═════ Material provided ═════

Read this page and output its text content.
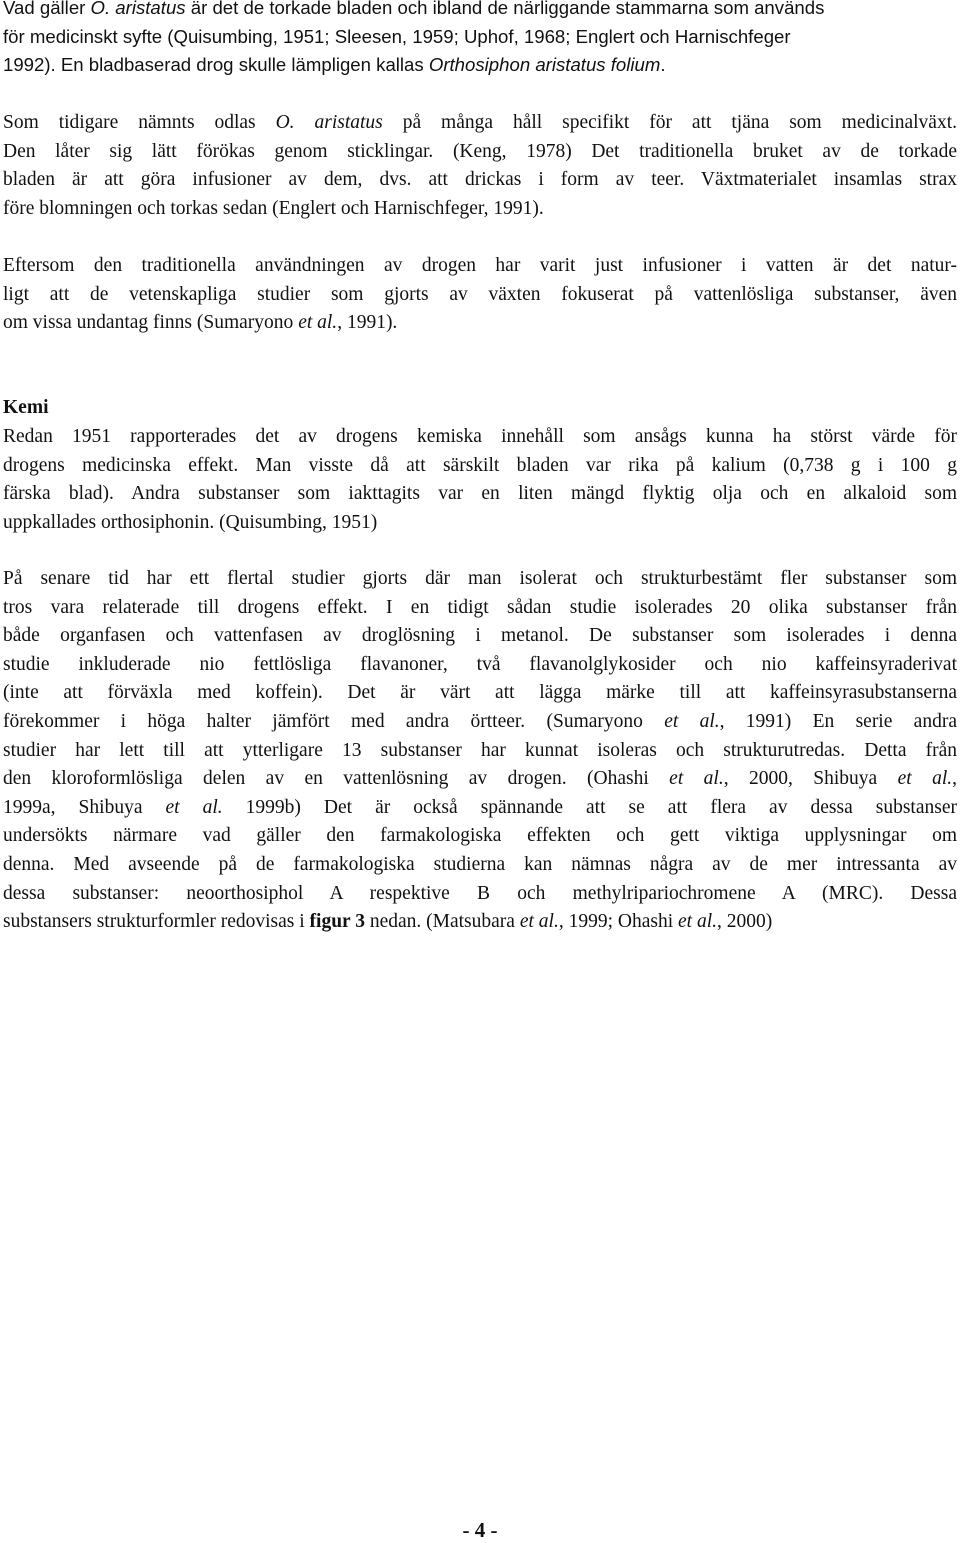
Vad gäller O. aristatus är det de torkade bladen och ibland de närliggande stammarna som används
för medicinskt syfte (Quisumbing, 1951; Sleesen, 1959; Uphof, 1968; Englert och Harnischfeger
1992). En bladbaserad drog skulle lämpligen kallas Orthosiphon aristatus folium.

Som tidigare nämnts odlas O. aristatus på många håll specifikt för att tjäna som medicinalväxt.
Den låter sig lätt förökas genom sticklingar. (Keng, 1978) Det traditionella bruket av de torkade
bladen är att göra infusioner av dem, dvs. att drickas i form av teer. Växtmaterialet insamlas strax
före blomningen och torkas sedan (Englert och Harnischfeger, 1991).

Eftersom den traditionella användningen av drogen har varit just infusioner i vatten är det natur-
ligt att de vetenskapliga studier som gjorts av växten fokuserat på vattenlösliga substanser, även
om vissa undantag finns (Sumaryono et al., 1991).

Kemi

Redan 1951 rapporterades det av drogens kemiska innehåll som ansågs kunna ha störst värde för
drogens medicinska effekt. Man visste då att särskilt bladen var rika på kalium (0,738 g i 100 g
färska blad). Andra substanser som iakttagits var en liten mängd flyktig olja och en alkaloid som
uppkallades orthosiphonin. (Quisumbing, 1951)

På senare tid har ett flertal studier gjorts där man isolerat och strukturbestämt fler substanser som
tros vara relaterade till drogens effekt. I en tidigt sådan studie isolerades 20 olika substanser från
både organfasen och vattenfasen av droglösning i metanol. De substanser som isolerades i denna
studie inkluderade nio fettlösliga flavanoner, två flavanolglykosider och nio kaffeinsyraderivat
(inte att förväxla med koffein). Det är värt att lägga märke till att kaffeinsyrasubstanserna
förekommer i höga halter jämfört med andra örtteer. (Sumaryono et al., 1991) En serie andra
studier har lett till att ytterligare 13 substanser har kunnat isoleras och strukturutredas. Detta från
den kloroformlösliga delen av en vattenlösning av drogen. (Ohashi et al., 2000, Shibuya et al.,
1999a, Shibuya et al. 1999b) Det är också spännande att se att flera av dessa substanser
undersökts närmare vad gäller den farmakologiska effekten och gett viktiga upplysningar om
denna. Med avseende på de farmakologiska studierna kan nämnas några av de mer intressanta av
dessa substanser: neoorthosiphol A respektive B och methylripariochromene A (MRC). Dessa
substansers strukturformler redovisas i figur 3 nedan. (Matsubara et al., 1999; Ohashi et al., 2000)

- 4 -
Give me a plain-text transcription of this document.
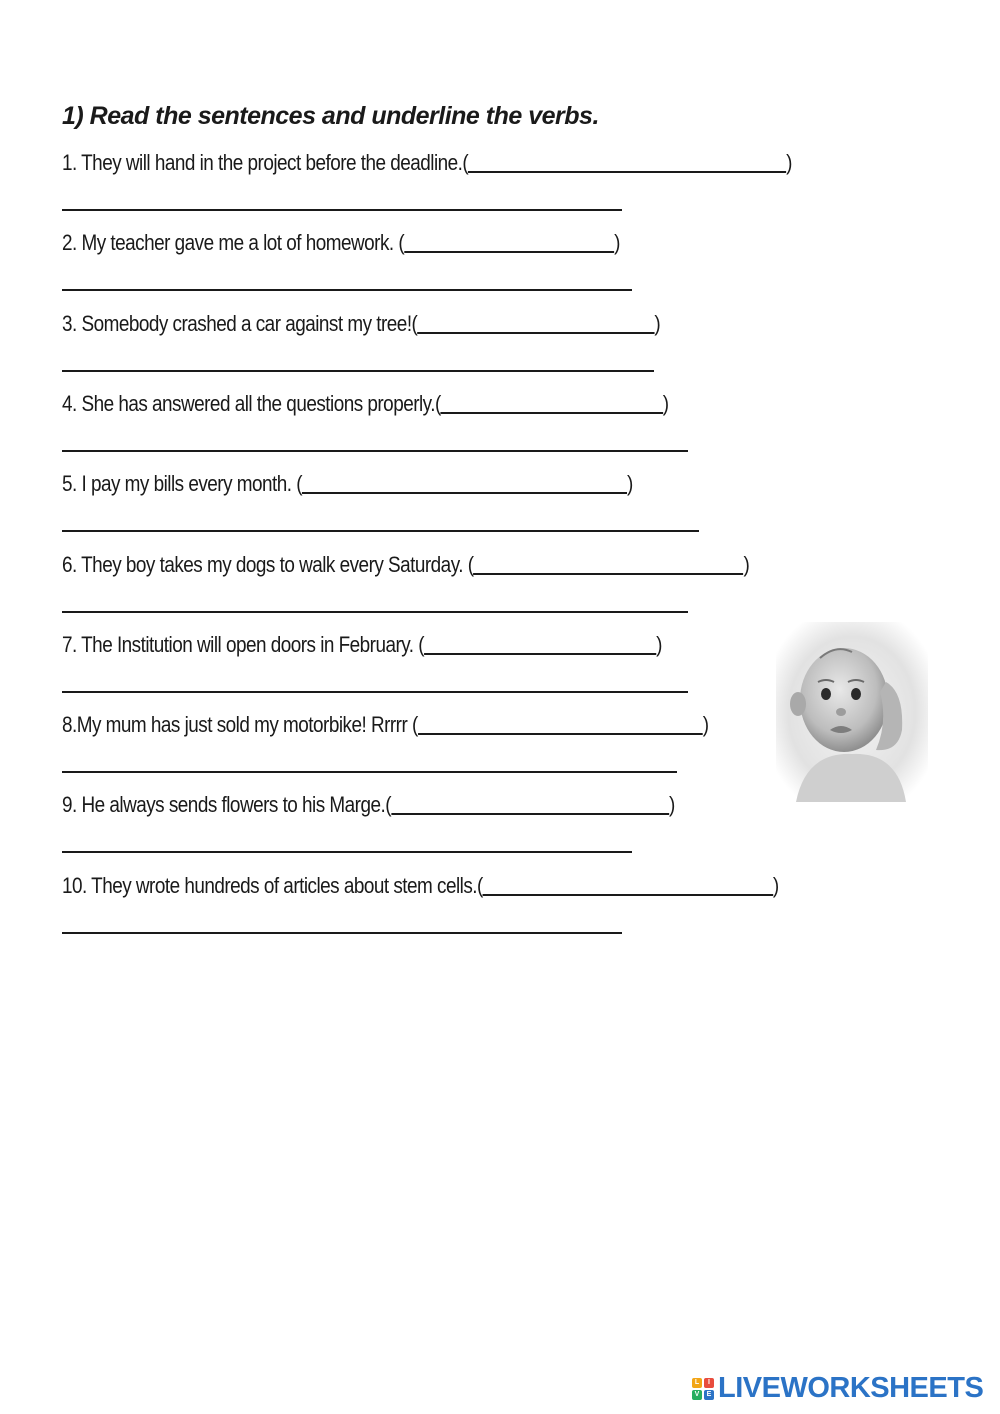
1) Read the sentences and underline the verbs.
1. They will hand in the project before the deadline.(	)
2. My teacher gave me a lot of homework. (	)
3. Somebody crashed a car against my tree!(	)
4. She has answered all the questions properly.(	)
5. I pay my bills every month. (	)
6. They boy takes my dogs to walk every Saturday. (	)
7. The Institution will open doors in February. (	)
8.My mum has just sold my motorbike! Rrrrr (	)
9. He always sends flowers to his Marge.(	)
10. They wrote hundreds of articles about stem cells.(	)
L	I
V	E LIVEWORKSHEETS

═════

#### [Problem requirements]
Would you transcribe all of the entries above exactly, minus the images?

#### [Written answer]
Read this page and output its text content.
Vad gäller O. aristatus är det de torkade bladen och ibland de närliggande stammarna som används
för medicinskt syfte (Quisumbing, 1951; Sleesen, 1959; Uphof, 1968; Englert och Harnischfeger
1992). En bladbaserad drog skulle lämpligen kallas Orthosiphon aristatus folium.

Som tidigare nämnts odlas O. aristatus på många håll specifikt för att tjäna som medicinalväxt.
Den låter sig lätt förökas genom sticklingar. (Keng, 1978) Det traditionella bruket av de torkade
bladen är att göra infusioner av dem, dvs. att drickas i form av teer. Växtmaterialet insamlas strax
före blomningen och torkas sedan (Englert och Harnischfeger, 1991).

Eftersom den traditionella användningen av drogen har varit just infusioner i vatten är det natur-
ligt att de vetenskapliga studier som gjorts av växten fokuserat på vattenlösliga substanser, även
om vissa undantag finns (Sumaryono et al., 1991).

Kemi

Redan 1951 rapporterades det av drogens kemiska innehåll som ansågs kunna ha störst värde för
drogens medicinska effekt. Man visste då att särskilt bladen var rika på kalium (0,738 g i 100 g
färska blad). Andra substanser som iakttagits var en liten mängd flyktig olja och en alkaloid som
uppkallades orthosiphonin. (Quisumbing, 1951)

På senare tid har ett flertal studier gjorts där man isolerat och strukturbestämt fler substanser som
tros vara relaterade till drogens effekt. I en tidigt sådan studie isolerades 20 olika substanser från
både organfasen och vattenfasen av droglösning i metanol. De substanser som isolerades i denna
studie inkluderade nio fettlösliga flavanoner, två flavanolglykosider och nio kaffeinsyraderivat
(inte att förväxla med koffein). Det är värt att lägga märke till att kaffeinsyrasubstanserna
förekommer i höga halter jämfört med andra örtteer. (Sumaryono et al., 1991) En serie andra
studier har lett till att ytterligare 13 substanser har kunnat isoleras och strukturutredas. Detta från
den kloroformlösliga delen av en vattenlösning av drogen. (Ohashi et al., 2000, Shibuya et al.,
1999a, Shibuya et al. 1999b) Det är också spännande att se att flera av dessa substanser
undersökts närmare vad gäller den farmakologiska effekten och gett viktiga upplysningar om
denna. Med avseende på de farmakologiska studierna kan nämnas några av de mer intressanta av
dessa substanser: neoorthosiphol A respektive B och methylripariochromene A (MRC). Dessa
substansers strukturformler redovisas i figur 3 nedan. (Matsubara et al., 1999; Ohashi et al., 2000)

- 4 -
Give me a plain-text transcription of this document.
1) Read the sentences and underline the verbs.
1. They will hand in the project before the deadline.(	)
2. My teacher gave me a lot of homework. (	)
3. Somebody crashed a car against my tree!(	)
4. She has answered all the questions properly.(	)
5. I pay my bills every month. (	)
6. They boy takes my dogs to walk every Saturday. (	)
7. The Institution will open doors in February. (	)
8.My mum has just sold my motorbike! Rrrrr (	)
9. He always sends flowers to his Marge.(	)
10. They wrote hundreds of articles about stem cells.(	)
L	I
V	E LIVEWORKSHEETS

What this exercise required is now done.